Brief: Note each line of the listing that contains the string "incoming", and copy it.

Rows:
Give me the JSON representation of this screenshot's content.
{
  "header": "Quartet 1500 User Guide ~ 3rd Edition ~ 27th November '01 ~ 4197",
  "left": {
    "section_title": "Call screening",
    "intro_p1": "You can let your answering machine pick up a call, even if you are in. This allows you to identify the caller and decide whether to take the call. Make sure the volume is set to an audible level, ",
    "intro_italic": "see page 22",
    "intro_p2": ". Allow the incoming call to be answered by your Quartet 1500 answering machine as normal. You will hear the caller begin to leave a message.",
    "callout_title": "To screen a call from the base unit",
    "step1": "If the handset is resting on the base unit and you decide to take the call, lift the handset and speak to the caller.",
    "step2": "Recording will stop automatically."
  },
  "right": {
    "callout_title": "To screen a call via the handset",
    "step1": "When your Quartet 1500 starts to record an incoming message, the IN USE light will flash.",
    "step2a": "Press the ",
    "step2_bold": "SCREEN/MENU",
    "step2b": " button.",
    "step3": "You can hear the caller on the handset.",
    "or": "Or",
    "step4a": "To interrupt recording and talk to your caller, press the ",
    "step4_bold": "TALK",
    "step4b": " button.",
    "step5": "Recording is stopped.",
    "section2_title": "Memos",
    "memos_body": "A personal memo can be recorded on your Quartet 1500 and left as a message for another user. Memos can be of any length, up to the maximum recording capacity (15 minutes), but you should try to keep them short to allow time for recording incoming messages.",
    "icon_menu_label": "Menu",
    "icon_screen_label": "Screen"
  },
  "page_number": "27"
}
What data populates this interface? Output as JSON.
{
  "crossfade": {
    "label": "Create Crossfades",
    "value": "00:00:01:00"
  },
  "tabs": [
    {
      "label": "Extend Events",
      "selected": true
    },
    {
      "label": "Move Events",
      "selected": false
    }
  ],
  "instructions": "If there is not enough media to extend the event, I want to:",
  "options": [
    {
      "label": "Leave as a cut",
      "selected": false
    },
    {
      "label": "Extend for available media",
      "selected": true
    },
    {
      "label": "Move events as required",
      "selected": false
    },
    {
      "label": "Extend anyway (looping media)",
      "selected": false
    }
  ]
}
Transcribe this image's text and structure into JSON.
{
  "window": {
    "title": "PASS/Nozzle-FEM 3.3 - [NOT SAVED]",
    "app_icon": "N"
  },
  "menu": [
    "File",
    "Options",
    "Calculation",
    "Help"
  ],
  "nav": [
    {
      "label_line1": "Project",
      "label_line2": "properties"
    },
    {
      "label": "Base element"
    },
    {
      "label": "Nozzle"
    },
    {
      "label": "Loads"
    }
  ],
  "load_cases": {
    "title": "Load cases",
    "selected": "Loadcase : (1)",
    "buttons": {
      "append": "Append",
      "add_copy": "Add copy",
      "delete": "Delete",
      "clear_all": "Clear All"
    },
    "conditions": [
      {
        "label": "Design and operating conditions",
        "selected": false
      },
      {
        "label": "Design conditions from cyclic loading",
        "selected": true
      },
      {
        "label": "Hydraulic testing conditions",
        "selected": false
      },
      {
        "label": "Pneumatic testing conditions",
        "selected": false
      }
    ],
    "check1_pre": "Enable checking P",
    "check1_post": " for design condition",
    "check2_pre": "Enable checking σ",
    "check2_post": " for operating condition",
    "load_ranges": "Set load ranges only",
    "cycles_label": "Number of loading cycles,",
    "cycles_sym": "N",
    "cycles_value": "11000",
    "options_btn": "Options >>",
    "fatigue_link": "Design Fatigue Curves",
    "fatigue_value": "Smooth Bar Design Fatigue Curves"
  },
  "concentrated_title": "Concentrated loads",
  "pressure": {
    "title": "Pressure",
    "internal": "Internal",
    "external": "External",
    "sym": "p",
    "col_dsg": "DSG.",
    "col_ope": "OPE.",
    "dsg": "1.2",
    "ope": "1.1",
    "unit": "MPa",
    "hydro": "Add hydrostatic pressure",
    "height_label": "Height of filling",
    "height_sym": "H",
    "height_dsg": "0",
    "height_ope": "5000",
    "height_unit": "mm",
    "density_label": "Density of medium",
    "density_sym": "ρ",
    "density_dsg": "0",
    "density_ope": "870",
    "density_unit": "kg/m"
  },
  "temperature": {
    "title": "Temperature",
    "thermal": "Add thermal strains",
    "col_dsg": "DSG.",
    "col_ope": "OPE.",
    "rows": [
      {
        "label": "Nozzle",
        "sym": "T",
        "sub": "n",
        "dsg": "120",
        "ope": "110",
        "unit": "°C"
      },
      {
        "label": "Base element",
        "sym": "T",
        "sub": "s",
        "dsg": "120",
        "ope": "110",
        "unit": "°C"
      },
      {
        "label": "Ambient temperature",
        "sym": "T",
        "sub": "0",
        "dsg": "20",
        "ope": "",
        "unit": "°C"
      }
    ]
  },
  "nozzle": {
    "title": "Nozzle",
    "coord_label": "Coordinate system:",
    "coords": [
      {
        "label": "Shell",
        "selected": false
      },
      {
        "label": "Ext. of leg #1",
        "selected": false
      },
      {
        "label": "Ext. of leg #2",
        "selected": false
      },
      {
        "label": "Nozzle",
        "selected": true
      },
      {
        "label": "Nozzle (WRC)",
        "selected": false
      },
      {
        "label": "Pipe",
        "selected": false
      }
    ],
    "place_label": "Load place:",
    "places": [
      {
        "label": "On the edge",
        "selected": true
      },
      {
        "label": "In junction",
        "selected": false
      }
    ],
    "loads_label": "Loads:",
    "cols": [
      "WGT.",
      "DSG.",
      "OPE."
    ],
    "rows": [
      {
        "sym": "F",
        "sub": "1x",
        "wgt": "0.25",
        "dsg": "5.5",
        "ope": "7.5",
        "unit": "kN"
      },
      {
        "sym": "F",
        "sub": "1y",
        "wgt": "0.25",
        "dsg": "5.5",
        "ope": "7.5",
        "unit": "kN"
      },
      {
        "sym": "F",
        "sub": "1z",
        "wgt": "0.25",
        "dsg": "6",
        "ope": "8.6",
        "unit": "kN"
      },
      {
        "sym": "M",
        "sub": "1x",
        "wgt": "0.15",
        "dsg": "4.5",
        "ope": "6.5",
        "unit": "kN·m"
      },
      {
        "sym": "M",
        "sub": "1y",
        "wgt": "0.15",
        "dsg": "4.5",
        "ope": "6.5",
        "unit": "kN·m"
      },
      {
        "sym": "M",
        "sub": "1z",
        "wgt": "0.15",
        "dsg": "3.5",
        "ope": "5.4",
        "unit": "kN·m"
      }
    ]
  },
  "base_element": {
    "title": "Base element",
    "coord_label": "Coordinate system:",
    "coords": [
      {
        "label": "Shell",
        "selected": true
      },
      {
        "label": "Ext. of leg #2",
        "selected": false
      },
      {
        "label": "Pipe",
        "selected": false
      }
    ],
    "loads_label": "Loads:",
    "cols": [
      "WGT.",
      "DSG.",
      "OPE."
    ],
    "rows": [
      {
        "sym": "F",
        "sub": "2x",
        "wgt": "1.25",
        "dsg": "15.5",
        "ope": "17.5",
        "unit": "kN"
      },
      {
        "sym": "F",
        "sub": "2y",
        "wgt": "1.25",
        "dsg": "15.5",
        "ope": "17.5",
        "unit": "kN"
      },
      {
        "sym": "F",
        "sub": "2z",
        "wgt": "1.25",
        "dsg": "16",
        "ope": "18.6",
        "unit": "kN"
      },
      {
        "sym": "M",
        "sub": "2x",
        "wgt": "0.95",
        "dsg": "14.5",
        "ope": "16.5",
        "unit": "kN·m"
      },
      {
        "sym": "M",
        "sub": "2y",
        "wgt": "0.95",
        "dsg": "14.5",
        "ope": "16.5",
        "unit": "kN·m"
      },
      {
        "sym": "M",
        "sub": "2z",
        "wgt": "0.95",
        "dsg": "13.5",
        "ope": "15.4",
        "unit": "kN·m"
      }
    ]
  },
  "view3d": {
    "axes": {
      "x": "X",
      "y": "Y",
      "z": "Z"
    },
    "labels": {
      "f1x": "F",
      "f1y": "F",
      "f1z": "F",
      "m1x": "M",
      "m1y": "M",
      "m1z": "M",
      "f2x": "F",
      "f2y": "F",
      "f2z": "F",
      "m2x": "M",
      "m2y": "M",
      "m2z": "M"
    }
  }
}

Output of the exercise:
    "intro_p2": ". Allow the incoming call to be answered by your Quartet 1500 answering machine as normal. You will hear the caller begin to leave a message.",
    "step1": "When your Quartet 1500 starts to record an incoming message, the IN USE light will flash.",
    "memos_body": "A personal memo can be recorded on your Quartet 1500 and left as a message for another user. Memos can be of any length, up to the maximum recording capacity (15 minutes), but you should try to keep them short to allow time for recording incoming messages.",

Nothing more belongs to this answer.